ACTIVITÉ 1: Dans l'entretien, pourquoi la personne interrogée n'aime-t-elle pas passer du temps dans les lieux qu'elle a réalisés ? Répondez en une à trois phrases.
ACTIVITÉ 2: Retranscrivez à l'identique le passage de l'entretien qui commence par « Dans ceux que je » et se poursuit jusqu'à « l’ADN du lieu. ».

EXTRAIT DU DOCUMENT:
---*---

J’aborde chaque projet de façon différente car chaque histoire est différente. J’aime beaucoup la littérature, le cinéma, et faire un projet est un peu du même ordre. Je me plonge dans un univers, je fais des recherches, j’essaie de construire un environnement qui n’est pas seulement esthétique, mais aussi émotionnel. Quand vous passez devant le Grand Hôtel-Dieu de Lyon ou devant l’Hôtel Molitor Paris, bien qu’ils soient tous les deux des monuments historiques, ce sont des écritures largement différentes parce que le lieu m’a inspiré des choses différentes. D'un point de vue esthétique, je n'aime pas les
choses sur écrites, j’aime les écritures fluides, que la phrase ait du sens. Dans mon travail, c’est la même chose.
Hôtel Molitor Paris
Passez- vous du temps dans les lieux que vous allez créer et dans ceux que vous avez créés ?
Dans ceux que je vais créer évidemment car j’ai besoin de sentir le lieu, de voir quels sont les éléments qui vont m’accrocher, me donner de l’inspiration. Quand j’ai travaillé sur l’Intercontinental Marseille Hôtel Dieu, je ne connaissais pas bien la ville. C’est la ville qui m’a inspiré avec sa minéralité, sa lumière, ses bâtiments emblématiques et la présence de la mer. J’ai besoin de construire mon propre paysage pour créer un projet. Je fais souvent des études spécifiques sur le lieu, le quartier. Je lis beaucoup : Un Hôtel- Dieu, ce sont les frères Hospitaliers ; j’ai donc choisi la retenue. Pour ce projet lyonnais, j’utilise d’ailleurs le mot luxe humble qui correspond bien à l’ADN du lieu.
Je n’aime pas beaucoup passer du temps dans les lieux que j’ai réalisés car je ne suis pas détendu, toujours à la recherche de ce que j’aurais pu faire autrement, d’un détail que personne ne voit, mais que moi je vois. Je préfère attendre que le projet soit plus ancien et je suis plus apaisé vis-à-vis de lui. Par exemple, j’ai eu la chance de naviguer avec Ponant, de faire des croisières en Méditerranée Venise / Istanbul ou Athènes/ Venise. C’est tellement merveilleux de voir des lieux mythiques par la mer, de les voir arriver ou de s’en éloigner en bateau.
L’Intercontinental Marseille Hôtel Dieu
Quelle est votre actualité ?
Nous devons avoir une vingtaine de projets en cours. Je travaille sur le Spa du Negresco à Nice. C’est la vision créative et assez débridée de l’ancienne propriétaire qui m’inspire. Au début, l’hôtel me faisait un peu peur, mais en le visitant, ça a été comme une espèce de déclic.
L’Hôtel Léonor à Strasbourg est un projet que j’aime beaucoup. Et pourtant, tout a été compliqué dans le contexte sanitaire actuel. Ma démarche ici fut de conjuguer identité de la ville, histoire et vision du lieu.
A Saint Emilion, c’est un projet double avec la rénovation du Château et la création du chai de Fonroque. J’interviens sur le chai en tant qu’architecte, un passage obligé pour un architecte de nos jours.

---*---

Données de segmentation de page:
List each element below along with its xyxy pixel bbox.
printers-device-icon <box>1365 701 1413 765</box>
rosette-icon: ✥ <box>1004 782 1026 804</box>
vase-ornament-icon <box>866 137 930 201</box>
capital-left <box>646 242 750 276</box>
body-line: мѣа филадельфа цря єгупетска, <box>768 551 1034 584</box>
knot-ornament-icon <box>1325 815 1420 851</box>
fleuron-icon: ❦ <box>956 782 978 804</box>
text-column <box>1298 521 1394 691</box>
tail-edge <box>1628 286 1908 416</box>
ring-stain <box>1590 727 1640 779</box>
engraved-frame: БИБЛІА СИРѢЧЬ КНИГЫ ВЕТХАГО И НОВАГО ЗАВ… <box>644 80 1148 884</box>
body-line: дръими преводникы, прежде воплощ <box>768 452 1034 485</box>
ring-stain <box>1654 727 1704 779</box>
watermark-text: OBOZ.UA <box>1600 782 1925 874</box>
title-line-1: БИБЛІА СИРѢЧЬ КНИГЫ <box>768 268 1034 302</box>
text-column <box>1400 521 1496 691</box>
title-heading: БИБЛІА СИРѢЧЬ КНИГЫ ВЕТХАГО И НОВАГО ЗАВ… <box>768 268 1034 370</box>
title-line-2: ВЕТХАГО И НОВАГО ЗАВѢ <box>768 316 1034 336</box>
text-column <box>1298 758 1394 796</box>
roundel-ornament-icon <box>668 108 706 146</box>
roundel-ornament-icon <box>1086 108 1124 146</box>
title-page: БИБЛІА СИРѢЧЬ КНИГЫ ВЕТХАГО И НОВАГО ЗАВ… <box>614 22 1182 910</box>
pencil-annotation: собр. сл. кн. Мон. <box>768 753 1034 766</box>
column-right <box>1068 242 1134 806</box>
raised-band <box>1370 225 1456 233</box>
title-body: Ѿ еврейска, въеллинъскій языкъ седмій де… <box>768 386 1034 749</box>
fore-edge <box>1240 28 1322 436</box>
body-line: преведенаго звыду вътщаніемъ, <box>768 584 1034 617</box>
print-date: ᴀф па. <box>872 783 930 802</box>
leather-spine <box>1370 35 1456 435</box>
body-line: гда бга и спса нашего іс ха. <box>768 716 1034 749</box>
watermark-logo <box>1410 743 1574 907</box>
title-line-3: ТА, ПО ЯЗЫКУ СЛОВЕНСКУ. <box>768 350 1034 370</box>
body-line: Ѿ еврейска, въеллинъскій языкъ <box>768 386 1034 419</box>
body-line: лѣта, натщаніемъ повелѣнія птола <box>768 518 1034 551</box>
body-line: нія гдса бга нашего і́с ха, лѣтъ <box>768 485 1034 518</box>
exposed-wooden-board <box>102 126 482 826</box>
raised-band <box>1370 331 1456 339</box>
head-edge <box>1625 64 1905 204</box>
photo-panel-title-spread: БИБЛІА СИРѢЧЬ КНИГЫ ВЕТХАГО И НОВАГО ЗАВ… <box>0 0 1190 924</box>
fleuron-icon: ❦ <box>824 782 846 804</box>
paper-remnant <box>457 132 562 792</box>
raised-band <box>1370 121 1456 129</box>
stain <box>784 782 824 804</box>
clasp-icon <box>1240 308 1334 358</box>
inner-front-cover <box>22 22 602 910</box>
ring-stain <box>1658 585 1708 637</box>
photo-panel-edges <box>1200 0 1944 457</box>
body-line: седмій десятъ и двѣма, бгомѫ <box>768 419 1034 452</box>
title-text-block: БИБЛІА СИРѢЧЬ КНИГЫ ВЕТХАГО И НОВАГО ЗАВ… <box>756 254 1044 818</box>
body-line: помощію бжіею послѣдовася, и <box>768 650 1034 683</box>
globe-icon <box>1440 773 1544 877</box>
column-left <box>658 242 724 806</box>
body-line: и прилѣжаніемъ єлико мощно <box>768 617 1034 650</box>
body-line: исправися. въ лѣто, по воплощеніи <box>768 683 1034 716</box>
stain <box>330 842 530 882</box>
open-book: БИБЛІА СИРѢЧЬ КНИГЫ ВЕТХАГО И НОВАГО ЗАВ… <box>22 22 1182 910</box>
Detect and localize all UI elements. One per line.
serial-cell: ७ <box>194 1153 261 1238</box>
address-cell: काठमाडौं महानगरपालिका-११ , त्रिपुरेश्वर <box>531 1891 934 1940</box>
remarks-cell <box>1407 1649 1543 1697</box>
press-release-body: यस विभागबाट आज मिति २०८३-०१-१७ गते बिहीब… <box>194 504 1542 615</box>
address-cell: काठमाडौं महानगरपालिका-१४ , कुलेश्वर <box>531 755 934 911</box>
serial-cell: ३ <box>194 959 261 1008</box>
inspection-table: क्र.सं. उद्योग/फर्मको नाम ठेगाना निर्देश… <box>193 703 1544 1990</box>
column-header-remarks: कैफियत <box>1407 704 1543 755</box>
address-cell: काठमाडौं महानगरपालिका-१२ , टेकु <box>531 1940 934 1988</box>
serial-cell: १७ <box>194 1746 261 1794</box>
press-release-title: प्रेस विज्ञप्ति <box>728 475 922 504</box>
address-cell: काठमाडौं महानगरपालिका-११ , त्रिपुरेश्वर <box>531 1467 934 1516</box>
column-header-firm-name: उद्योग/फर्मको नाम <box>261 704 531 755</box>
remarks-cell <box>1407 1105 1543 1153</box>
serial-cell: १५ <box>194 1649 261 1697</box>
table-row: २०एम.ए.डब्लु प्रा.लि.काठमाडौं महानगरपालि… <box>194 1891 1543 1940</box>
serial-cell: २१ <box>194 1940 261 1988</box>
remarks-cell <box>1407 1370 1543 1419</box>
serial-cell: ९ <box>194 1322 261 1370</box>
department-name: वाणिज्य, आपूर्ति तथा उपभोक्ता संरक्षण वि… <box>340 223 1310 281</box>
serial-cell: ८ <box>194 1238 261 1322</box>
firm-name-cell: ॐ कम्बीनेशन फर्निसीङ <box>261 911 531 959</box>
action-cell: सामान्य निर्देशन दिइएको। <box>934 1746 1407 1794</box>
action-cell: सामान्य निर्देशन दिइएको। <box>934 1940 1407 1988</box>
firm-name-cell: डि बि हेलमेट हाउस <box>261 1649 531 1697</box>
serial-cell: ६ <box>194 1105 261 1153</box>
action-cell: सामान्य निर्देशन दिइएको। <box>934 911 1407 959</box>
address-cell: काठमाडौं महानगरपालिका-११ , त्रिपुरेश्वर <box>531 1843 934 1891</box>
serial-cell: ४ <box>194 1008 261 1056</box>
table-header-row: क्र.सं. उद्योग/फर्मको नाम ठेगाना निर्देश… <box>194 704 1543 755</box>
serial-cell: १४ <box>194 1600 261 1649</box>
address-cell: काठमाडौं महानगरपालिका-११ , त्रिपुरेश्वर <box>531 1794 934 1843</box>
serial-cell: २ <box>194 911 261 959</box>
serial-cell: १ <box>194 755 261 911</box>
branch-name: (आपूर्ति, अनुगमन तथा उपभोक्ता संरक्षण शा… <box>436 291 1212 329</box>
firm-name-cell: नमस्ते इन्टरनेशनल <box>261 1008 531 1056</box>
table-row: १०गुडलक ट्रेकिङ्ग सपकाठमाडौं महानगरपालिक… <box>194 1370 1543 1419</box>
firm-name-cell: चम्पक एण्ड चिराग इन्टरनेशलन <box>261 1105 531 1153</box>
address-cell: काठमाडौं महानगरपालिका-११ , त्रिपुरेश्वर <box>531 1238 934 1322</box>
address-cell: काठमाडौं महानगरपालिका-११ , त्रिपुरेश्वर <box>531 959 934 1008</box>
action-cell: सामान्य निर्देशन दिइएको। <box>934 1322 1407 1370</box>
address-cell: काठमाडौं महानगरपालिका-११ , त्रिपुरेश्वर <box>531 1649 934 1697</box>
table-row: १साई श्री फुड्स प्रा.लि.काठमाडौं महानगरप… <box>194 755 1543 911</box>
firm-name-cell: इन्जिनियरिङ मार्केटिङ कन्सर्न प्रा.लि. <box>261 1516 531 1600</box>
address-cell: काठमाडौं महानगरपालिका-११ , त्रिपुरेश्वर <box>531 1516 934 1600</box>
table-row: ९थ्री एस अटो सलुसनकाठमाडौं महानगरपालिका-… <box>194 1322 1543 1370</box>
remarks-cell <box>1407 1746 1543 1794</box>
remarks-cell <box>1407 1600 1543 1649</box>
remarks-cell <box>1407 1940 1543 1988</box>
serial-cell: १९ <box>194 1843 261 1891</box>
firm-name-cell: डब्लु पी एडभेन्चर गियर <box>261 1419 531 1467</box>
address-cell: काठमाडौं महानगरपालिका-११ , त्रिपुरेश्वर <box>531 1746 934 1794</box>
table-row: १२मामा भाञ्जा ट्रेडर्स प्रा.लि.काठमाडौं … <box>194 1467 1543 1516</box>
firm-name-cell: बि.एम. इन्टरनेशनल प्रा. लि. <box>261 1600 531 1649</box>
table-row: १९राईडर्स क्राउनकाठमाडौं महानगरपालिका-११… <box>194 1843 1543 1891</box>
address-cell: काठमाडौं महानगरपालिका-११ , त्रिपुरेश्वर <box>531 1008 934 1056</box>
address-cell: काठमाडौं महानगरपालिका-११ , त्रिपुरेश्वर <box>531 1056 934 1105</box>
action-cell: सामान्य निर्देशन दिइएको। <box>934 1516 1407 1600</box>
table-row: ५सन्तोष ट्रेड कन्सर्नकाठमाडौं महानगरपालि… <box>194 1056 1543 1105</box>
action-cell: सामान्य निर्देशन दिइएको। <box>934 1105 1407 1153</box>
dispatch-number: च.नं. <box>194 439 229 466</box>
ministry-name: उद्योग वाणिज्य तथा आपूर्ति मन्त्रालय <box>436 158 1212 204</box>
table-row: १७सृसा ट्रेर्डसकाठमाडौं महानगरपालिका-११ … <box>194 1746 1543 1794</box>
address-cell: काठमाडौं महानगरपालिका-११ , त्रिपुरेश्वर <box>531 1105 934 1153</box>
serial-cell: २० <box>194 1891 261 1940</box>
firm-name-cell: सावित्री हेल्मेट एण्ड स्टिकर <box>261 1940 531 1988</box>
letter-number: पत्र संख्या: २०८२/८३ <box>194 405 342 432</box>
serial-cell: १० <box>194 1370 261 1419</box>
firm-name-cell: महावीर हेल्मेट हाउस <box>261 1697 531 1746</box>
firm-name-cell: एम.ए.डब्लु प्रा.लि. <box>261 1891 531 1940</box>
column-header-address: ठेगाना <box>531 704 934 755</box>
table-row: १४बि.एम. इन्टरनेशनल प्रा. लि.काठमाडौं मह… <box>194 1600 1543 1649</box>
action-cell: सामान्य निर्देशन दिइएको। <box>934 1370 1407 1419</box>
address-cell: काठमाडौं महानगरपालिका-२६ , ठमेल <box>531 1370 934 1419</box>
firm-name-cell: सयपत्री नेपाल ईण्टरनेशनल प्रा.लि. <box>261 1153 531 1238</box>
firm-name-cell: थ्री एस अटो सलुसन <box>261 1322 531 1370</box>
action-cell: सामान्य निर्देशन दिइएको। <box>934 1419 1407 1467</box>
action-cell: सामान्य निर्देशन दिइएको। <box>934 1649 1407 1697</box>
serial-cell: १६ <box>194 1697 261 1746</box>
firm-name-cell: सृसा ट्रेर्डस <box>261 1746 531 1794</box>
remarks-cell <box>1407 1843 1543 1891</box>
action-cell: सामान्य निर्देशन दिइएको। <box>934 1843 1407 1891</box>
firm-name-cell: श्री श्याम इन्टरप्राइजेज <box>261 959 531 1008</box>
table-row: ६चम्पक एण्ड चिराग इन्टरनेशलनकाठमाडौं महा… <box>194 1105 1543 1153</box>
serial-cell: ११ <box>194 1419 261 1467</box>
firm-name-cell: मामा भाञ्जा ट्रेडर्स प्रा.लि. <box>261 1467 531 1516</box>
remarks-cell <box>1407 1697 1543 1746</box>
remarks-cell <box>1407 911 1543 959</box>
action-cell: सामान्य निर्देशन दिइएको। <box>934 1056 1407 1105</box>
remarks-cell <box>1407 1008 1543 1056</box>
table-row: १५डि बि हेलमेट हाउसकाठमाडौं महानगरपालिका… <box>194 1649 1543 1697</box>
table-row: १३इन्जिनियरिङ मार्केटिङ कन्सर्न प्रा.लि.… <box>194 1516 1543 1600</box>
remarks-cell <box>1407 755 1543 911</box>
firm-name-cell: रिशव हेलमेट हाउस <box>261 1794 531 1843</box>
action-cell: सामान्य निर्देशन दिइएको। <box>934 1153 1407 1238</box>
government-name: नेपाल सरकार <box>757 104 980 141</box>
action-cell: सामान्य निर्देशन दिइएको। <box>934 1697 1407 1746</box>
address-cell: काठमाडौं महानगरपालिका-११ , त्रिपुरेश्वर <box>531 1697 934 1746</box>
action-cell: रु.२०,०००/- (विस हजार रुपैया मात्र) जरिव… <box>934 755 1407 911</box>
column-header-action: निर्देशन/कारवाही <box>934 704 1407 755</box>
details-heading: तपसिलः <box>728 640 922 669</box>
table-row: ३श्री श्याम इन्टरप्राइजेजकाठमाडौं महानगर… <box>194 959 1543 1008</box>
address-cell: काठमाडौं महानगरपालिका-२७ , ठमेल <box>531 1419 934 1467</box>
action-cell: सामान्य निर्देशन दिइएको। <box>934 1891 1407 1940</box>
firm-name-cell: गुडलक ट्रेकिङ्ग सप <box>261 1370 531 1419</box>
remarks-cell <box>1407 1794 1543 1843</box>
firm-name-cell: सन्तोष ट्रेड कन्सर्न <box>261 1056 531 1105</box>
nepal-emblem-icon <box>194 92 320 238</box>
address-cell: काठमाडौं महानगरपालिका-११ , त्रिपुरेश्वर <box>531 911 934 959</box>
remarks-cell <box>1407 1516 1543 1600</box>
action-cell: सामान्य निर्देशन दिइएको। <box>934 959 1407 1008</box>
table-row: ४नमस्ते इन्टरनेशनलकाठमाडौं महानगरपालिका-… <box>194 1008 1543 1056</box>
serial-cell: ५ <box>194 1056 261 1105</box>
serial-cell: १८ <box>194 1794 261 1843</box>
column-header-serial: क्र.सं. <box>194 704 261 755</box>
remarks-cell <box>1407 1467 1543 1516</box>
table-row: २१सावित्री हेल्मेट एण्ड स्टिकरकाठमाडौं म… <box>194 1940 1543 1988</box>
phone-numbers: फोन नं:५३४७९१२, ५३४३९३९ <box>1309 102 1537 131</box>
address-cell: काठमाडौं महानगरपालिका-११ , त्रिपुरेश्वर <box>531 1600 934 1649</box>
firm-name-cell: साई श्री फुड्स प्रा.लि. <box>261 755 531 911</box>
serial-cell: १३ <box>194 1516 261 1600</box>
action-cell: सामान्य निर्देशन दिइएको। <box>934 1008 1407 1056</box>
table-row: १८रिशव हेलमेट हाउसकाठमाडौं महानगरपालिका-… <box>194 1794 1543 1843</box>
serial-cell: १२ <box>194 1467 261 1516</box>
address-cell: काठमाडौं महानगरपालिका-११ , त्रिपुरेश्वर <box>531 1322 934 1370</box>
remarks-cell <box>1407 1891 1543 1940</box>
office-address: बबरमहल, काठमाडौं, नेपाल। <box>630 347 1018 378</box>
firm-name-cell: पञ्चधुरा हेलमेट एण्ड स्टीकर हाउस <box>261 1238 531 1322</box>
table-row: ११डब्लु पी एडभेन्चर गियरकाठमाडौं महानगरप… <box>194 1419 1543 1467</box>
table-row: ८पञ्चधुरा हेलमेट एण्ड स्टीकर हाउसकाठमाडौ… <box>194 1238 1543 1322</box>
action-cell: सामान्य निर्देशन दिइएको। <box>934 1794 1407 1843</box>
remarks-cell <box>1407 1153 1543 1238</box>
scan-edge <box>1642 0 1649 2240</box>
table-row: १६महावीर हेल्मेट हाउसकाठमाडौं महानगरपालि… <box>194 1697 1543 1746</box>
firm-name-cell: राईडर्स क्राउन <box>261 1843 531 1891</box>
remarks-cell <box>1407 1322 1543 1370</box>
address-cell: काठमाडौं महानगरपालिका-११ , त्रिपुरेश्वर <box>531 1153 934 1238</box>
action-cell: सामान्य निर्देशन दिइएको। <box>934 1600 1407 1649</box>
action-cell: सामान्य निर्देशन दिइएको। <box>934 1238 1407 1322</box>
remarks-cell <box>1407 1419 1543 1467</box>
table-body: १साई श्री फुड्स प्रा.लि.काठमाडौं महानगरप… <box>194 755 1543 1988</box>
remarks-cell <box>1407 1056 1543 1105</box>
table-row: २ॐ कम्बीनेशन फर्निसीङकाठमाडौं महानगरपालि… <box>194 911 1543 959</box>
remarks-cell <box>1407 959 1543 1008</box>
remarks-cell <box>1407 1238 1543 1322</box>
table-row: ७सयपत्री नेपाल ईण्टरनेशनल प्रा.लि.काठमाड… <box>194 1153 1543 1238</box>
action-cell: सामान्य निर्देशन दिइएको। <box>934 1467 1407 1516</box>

---*---

RÉPONSE À L'EXERCICE 1: Elle ne s'y sent pas détendue, car elle cherche toujours ce qu'elle aurait pu faire autrement et remarque des détails que personne d'autre ne voit. Elle préfère donc attendre que le projet soit plus ancien, quand elle est plus apaisée vis-à-vis de lui.

RÉPONSE À L'EXERCICE 2:
Dans ceux que je vais créer évidemment car j’ai besoin de sentir le lieu, de voir quels sont les éléments qui vont m’accrocher, me donner de l’inspiration. Quand j’ai travaillé sur l’Intercontinental Marseille Hôtel Dieu, je ne connaissais pas bien la ville. C’est la ville qui m’a inspiré avec sa minéralité, sa lumière, ses bâtiments emblématiques et la présence de la mer. J’ai besoin de construire mon propre paysage pour créer un projet. Je fais souvent des études spécifiques sur le lieu, le quartier. Je lis beaucoup : Un Hôtel- Dieu, ce sont les frères Hospitaliers ; j’ai donc choisi la retenue. Pour ce projet lyonnais, j’utilise d’ailleurs le mot luxe humble qui correspond bien à l’ADN du lieu.